## What the exercise asks
Repeat each line word for word.

Stored data:
BEGIN
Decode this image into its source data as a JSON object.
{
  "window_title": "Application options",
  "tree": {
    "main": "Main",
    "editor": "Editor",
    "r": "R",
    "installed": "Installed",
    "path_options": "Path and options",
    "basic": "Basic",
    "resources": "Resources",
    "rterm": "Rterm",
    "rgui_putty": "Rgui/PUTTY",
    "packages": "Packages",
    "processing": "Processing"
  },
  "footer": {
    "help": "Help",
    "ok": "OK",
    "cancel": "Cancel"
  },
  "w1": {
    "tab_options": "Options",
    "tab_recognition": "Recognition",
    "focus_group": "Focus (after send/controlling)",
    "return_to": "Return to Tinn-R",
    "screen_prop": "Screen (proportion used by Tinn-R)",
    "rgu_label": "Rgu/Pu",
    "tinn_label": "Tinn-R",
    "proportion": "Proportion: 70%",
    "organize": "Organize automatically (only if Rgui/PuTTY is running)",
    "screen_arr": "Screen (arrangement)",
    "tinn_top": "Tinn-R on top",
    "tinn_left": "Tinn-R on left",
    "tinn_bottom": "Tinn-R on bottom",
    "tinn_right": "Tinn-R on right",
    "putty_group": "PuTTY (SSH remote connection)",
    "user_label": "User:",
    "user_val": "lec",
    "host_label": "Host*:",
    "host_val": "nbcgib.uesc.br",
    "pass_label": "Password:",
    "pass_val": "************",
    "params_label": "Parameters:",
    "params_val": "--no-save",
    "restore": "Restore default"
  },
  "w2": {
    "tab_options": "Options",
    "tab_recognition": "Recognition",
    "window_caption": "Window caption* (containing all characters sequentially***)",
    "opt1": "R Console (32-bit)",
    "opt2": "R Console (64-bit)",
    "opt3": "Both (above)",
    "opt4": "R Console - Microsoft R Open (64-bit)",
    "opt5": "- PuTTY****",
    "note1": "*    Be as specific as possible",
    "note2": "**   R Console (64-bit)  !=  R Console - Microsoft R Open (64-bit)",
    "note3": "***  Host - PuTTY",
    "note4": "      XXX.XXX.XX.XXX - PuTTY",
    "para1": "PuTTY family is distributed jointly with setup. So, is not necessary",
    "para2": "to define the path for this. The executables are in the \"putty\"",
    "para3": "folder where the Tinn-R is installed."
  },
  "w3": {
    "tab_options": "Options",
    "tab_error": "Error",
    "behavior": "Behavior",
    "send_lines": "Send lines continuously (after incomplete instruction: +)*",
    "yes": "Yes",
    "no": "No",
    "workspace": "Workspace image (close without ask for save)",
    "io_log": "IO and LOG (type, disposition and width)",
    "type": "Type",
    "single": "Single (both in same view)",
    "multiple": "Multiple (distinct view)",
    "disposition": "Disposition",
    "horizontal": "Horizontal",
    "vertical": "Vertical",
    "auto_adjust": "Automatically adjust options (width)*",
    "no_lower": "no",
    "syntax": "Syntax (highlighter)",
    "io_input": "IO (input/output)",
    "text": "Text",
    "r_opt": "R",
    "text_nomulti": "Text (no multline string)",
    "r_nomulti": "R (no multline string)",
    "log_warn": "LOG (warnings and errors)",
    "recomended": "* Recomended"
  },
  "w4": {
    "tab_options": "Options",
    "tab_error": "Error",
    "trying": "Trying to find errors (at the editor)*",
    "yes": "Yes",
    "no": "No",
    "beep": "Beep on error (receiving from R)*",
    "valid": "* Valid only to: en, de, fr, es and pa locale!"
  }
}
END
## Right answer
Decode this image into its source data as a JSON object.
{
  "window_title": "Application options",
  "tree": {
    "main": "Main",
    "editor": "Editor",
    "r": "R",
    "installed": "Installed",
    "path_options": "Path and options",
    "basic": "Basic",
    "resources": "Resources",
    "rterm": "Rterm",
    "rgui_putty": "Rgui/PUTTY",
    "packages": "Packages",
    "processing": "Processing"
  },
  "footer": {
    "help": "Help",
    "ok": "OK",
    "cancel": "Cancel"
  },
  "w1": {
    "tab_options": "Options",
    "tab_recognition": "Recognition",
    "focus_group": "Focus (after send/controlling)",
    "return_to": "Return to Tinn-R",
    "screen_prop": "Screen (proportion used by Tinn-R)",
    "rgu_label": "Rgu/Pu",
    "tinn_label": "Tinn-R",
    "proportion": "Proportion: 70%",
    "organize": "Organize automatically (only if Rgui/PuTTY is running)",
    "screen_arr": "Screen (arrangement)",
    "tinn_top": "Tinn-R on top",
    "tinn_left": "Tinn-R on left",
    "tinn_bottom": "Tinn-R on bottom",
    "tinn_right": "Tinn-R on right",
    "putty_group": "PuTTY (SSH remote connection)",
    "user_label": "User:",
    "user_val": "lec",
    "host_label": "Host*:",
    "host_val": "nbcgib.uesc.br",
    "pass_label": "Password:",
    "pass_val": "************",
    "params_label": "Parameters:",
    "params_val": "--no-save",
    "restore": "Restore default"
  },
  "w2": {
    "tab_options": "Options",
    "tab_recognition": "Recognition",
    "window_caption": "Window caption* (containing all characters sequentially***)",
    "opt1": "R Console (32-bit)",
    "opt2": "R Console (64-bit)",
    "opt3": "Both (above)",
    "opt4": "R Console - Microsoft R Open (64-bit)",
    "opt5": "- PuTTY****",
    "note1": "*    Be as specific as possible",
    "note2": "**   R Console (64-bit)  !=  R Console - Microsoft R Open (64-bit)",
    "note3": "***  Host - PuTTY",
    "note4": "      XXX.XXX.XX.XXX - PuTTY",
    "para1": "PuTTY family is distributed jointly with setup. So, is not necessary",
    "para2": "to define the path for this. The executables are in the \"putty\"",
    "para3": "folder where the Tinn-R is installed."
  },
  "w3": {
    "tab_options": "Options",
    "tab_error": "Error",
    "behavior": "Behavior",
    "send_lines": "Send lines continuously (after incomplete instruction: +)*",
    "yes": "Yes",
    "no": "No",
    "workspace": "Workspace image (close without ask for save)",
    "io_log": "IO and LOG (type, disposition and width)",
    "type": "Type",
    "single": "Single (both in same view)",
    "multiple": "Multiple (distinct view)",
    "disposition": "Disposition",
    "horizontal": "Horizontal",
    "vertical": "Vertical",
    "auto_adjust": "Automatically adjust options (width)*",
    "no_lower": "no",
    "syntax": "Syntax (highlighter)",
    "io_input": "IO (input/output)",
    "text": "Text",
    "r_opt": "R",
    "text_nomulti": "Text (no multline string)",
    "r_nomulti": "R (no multline string)",
    "log_warn": "LOG (warnings and errors)",
    "recomended": "* Recomended"
  },
  "w4": {
    "tab_options": "Options",
    "tab_error": "Error",
    "trying": "Trying to find errors (at the editor)*",
    "yes": "Yes",
    "no": "No",
    "beep": "Beep on error (receiving from R)*",
    "valid": "* Valid only to: en, de, fr, es and pa locale!"
  }
}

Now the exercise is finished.